WHAT YOU HAVE TO DO => Pull out the lines from the one containing "Read this page and output its text content." through the final line of the listing below and repeat them exactly. Leave the pictures behind.

Source data:
_____

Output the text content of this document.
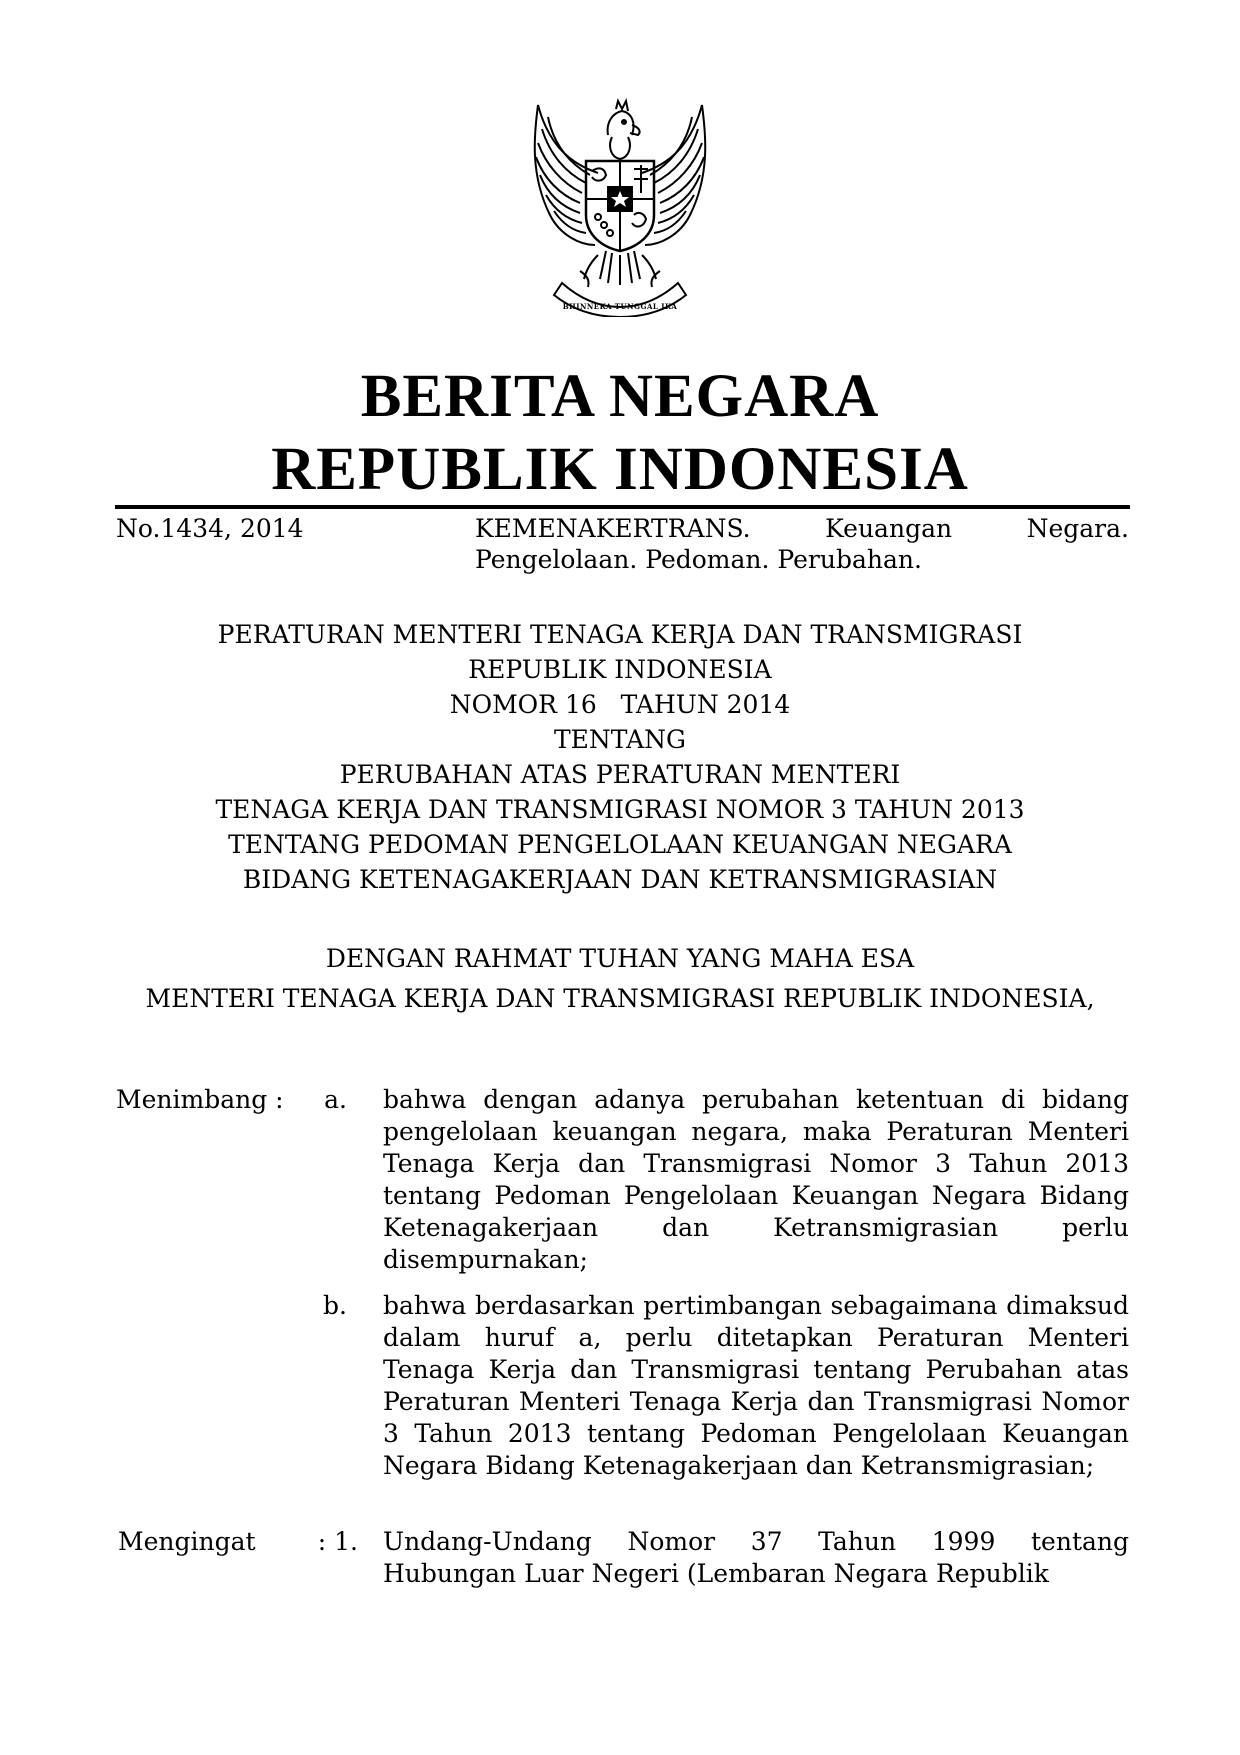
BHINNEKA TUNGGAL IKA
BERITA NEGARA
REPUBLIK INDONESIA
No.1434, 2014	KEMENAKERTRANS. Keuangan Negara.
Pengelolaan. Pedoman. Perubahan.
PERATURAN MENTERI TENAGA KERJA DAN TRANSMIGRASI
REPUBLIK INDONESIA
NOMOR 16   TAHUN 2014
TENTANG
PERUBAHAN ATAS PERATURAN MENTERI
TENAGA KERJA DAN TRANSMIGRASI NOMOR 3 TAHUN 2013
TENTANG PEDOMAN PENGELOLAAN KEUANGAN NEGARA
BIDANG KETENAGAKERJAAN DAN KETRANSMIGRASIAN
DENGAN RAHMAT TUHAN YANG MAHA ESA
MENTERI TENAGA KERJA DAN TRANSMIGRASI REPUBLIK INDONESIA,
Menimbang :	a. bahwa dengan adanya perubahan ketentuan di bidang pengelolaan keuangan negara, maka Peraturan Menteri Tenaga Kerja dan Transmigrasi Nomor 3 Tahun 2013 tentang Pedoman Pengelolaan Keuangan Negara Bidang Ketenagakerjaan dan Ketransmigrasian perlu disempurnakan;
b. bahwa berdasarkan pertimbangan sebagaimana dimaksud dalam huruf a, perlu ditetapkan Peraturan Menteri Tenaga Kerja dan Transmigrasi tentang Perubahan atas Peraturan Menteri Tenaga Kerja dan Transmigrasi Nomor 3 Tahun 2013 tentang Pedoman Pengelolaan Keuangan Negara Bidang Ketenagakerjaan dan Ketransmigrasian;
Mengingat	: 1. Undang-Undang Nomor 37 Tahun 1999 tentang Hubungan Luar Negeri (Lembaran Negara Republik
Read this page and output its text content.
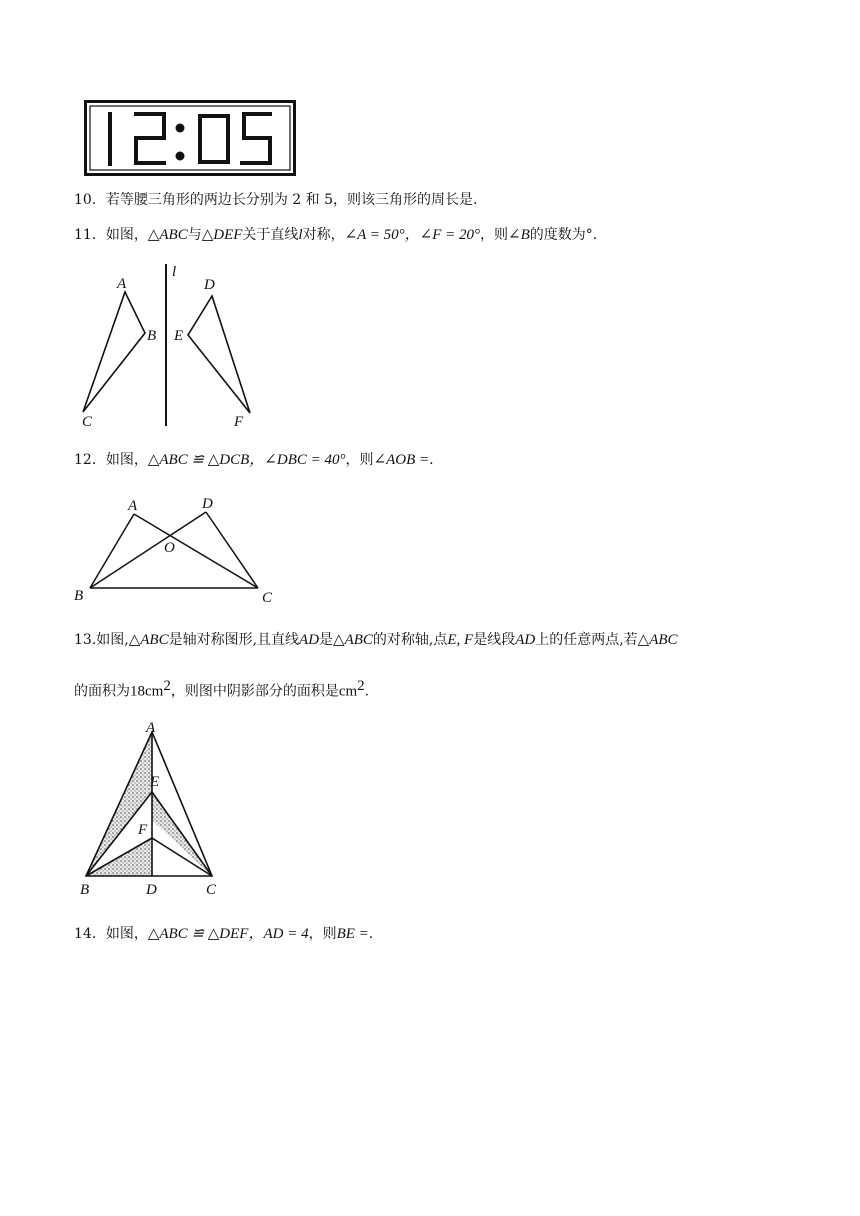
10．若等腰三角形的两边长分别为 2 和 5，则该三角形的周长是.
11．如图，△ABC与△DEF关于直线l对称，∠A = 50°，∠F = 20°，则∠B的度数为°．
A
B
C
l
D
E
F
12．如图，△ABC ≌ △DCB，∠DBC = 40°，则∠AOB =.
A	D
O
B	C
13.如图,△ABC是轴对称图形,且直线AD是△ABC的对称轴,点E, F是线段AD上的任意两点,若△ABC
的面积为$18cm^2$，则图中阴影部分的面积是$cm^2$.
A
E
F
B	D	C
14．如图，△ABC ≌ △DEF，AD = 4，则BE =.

_____

SOLUTION FOR THIS TASK =>
Read this page and output its text content.
10．若等腰三角形的两边长分别为 2 和 5，则该三角形的周长是.
11．如图，△ABC与△DEF关于直线l对称，∠A = 50°，∠F = 20°，则∠B的度数为°．
A
B
C
l
D
E
F
12．如图，△ABC ≌ △DCB，∠DBC = 40°，则∠AOB =.
A	D
O
B	C
13.如图,△ABC是轴对称图形,且直线AD是△ABC的对称轴,点E, F是线段AD上的任意两点,若△ABC
的面积为$18cm^2$，则图中阴影部分的面积是$cm^2$.
A
E
F
B	D	C
14．如图，△ABC ≌ △DEF，AD = 4，则BE =.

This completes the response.